RECORDS TO USE section start

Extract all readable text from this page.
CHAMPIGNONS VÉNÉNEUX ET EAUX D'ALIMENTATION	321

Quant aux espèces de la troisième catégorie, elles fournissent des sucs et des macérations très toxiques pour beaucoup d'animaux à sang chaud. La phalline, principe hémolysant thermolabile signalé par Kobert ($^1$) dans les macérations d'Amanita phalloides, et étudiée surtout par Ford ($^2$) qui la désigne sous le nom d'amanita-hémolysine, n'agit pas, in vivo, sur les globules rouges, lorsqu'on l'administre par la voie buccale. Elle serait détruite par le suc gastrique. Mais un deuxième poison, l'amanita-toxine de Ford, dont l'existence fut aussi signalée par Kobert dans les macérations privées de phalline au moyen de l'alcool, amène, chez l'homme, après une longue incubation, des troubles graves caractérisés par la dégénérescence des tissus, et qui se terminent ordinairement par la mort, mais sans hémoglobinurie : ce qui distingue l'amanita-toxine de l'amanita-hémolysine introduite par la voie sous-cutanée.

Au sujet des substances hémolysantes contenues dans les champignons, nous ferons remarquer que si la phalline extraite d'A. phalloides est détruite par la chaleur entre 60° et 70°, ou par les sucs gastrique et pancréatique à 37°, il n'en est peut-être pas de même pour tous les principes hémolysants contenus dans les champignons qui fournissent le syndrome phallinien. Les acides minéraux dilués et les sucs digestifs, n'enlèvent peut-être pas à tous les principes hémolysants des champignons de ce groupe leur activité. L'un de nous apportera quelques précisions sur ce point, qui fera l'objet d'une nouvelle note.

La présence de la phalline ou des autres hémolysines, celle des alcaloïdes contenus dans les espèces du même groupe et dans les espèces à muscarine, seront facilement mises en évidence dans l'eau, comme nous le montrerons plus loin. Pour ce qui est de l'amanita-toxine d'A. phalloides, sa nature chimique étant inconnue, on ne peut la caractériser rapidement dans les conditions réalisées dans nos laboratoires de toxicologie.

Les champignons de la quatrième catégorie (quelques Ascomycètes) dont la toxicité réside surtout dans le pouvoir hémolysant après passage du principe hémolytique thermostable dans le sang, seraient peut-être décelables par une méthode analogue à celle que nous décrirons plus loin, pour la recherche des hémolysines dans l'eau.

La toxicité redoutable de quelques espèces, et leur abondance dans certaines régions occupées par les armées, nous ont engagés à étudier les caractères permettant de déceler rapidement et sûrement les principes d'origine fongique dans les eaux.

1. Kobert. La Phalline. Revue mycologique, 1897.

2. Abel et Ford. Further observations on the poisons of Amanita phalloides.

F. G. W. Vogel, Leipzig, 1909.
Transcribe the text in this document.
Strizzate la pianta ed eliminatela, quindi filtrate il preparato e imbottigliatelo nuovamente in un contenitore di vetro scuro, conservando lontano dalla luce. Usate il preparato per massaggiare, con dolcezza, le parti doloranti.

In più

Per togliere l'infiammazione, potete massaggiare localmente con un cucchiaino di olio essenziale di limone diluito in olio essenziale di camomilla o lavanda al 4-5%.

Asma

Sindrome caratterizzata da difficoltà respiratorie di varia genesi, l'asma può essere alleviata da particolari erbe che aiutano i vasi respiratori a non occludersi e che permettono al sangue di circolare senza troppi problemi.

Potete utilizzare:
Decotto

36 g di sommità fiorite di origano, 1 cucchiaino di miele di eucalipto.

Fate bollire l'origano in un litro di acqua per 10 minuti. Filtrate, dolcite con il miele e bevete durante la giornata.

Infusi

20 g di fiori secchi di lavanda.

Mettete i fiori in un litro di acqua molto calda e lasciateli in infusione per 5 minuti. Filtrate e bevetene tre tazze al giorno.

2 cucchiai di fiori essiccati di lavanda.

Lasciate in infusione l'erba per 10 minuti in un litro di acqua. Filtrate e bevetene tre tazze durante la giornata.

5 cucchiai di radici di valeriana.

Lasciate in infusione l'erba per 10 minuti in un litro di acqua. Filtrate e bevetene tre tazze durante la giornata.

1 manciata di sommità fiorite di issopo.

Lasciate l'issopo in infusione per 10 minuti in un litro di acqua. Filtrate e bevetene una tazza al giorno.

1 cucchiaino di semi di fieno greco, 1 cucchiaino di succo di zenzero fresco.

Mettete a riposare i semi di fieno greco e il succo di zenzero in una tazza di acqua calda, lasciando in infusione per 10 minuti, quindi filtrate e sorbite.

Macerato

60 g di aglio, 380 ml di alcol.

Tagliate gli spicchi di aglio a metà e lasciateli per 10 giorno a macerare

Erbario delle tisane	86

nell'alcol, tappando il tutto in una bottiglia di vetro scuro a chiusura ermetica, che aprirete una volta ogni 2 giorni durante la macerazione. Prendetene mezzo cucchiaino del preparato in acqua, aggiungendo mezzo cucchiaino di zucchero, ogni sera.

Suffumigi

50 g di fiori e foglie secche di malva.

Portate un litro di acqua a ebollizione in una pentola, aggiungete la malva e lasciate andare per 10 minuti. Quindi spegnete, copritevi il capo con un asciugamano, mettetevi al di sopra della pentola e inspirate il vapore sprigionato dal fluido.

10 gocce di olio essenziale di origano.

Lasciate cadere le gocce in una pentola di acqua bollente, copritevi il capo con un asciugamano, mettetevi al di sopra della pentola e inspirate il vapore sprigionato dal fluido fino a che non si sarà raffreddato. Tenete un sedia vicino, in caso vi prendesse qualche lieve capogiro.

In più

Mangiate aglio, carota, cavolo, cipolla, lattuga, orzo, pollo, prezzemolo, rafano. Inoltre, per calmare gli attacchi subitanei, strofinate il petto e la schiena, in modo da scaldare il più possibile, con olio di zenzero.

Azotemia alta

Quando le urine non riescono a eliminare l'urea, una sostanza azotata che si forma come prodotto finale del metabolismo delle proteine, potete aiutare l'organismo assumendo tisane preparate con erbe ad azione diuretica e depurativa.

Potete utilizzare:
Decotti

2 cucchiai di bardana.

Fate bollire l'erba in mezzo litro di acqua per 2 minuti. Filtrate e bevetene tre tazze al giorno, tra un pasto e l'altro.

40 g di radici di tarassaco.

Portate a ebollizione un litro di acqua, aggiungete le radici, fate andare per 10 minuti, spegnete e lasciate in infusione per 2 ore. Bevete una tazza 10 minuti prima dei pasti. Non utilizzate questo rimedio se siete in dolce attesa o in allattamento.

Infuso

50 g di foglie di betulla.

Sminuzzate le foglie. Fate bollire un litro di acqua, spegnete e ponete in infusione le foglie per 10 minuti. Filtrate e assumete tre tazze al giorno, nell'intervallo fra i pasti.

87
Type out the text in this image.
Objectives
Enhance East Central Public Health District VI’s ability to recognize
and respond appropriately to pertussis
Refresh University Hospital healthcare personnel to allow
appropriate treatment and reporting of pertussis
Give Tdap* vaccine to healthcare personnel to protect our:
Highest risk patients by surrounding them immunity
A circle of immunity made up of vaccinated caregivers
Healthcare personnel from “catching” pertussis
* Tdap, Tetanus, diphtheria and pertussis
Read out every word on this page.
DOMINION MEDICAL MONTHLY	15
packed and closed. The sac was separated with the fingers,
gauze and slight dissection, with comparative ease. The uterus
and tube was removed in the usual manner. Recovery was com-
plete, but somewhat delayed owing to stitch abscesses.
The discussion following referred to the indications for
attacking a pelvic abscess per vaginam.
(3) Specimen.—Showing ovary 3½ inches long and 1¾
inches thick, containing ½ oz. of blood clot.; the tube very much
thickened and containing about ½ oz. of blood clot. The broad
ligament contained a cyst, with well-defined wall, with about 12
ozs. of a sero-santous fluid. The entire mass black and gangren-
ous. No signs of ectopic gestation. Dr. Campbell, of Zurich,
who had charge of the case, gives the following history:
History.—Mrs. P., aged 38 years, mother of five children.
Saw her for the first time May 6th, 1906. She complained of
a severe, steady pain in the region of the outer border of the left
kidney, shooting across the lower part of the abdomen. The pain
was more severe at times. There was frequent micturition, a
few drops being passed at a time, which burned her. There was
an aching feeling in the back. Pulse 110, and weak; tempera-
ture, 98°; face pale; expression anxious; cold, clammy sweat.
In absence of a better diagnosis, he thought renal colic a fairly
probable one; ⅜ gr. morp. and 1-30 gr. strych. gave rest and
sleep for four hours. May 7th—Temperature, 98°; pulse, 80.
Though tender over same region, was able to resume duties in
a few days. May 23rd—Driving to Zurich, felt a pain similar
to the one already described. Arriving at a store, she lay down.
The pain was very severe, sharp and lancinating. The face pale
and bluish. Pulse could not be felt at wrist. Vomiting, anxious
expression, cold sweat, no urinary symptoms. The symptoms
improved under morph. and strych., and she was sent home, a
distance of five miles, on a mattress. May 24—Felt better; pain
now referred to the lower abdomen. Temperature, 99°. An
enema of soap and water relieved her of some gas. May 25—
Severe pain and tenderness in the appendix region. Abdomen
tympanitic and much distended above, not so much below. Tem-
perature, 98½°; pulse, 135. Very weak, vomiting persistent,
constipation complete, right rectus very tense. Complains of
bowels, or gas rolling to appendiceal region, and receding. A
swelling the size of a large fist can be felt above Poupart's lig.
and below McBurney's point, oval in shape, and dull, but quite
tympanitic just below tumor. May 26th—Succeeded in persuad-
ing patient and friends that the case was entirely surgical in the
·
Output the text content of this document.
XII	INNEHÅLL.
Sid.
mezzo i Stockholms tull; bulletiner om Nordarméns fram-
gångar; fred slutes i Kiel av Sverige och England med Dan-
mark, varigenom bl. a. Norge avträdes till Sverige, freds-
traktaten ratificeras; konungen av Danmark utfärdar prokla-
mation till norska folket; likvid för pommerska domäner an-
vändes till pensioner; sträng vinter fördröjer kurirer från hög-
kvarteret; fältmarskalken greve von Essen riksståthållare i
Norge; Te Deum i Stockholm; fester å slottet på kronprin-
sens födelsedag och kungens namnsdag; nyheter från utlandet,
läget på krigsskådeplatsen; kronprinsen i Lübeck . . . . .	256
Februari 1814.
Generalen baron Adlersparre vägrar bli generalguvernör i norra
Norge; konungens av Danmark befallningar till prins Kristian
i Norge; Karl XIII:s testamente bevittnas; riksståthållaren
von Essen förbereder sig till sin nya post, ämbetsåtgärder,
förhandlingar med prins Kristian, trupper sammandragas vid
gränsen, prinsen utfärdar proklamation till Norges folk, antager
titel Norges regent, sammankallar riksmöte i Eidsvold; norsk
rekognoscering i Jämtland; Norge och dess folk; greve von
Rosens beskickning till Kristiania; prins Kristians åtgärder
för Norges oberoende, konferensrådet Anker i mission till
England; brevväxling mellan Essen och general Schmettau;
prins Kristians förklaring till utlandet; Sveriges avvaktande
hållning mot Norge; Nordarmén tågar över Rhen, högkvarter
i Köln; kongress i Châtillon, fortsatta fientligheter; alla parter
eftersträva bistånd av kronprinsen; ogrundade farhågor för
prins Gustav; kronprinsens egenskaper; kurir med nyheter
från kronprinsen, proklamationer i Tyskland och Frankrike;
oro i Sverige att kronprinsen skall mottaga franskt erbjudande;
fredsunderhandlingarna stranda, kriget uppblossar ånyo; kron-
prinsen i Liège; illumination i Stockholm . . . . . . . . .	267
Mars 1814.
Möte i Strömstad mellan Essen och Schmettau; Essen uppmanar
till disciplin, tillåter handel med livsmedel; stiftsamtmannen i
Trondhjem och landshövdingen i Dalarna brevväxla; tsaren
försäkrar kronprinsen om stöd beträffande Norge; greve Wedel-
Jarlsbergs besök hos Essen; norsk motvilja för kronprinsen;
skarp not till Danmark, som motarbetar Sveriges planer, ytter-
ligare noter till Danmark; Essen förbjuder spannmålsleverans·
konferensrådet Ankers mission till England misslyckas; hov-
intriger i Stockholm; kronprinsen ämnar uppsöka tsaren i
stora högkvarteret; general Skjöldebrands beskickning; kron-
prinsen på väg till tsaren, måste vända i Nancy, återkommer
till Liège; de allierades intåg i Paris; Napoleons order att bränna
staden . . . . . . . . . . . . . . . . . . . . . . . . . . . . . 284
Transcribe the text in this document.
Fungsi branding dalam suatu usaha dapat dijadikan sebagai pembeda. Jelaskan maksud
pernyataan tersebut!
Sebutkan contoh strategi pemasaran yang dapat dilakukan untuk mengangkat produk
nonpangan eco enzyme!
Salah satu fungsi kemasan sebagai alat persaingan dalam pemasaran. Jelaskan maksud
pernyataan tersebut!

RECORDS TO USE section end

◆ **INSTRUCTIONS FOR THE TASK**
Report how many lines above hold "anxious", number only.

◆ **RESPONSE**
2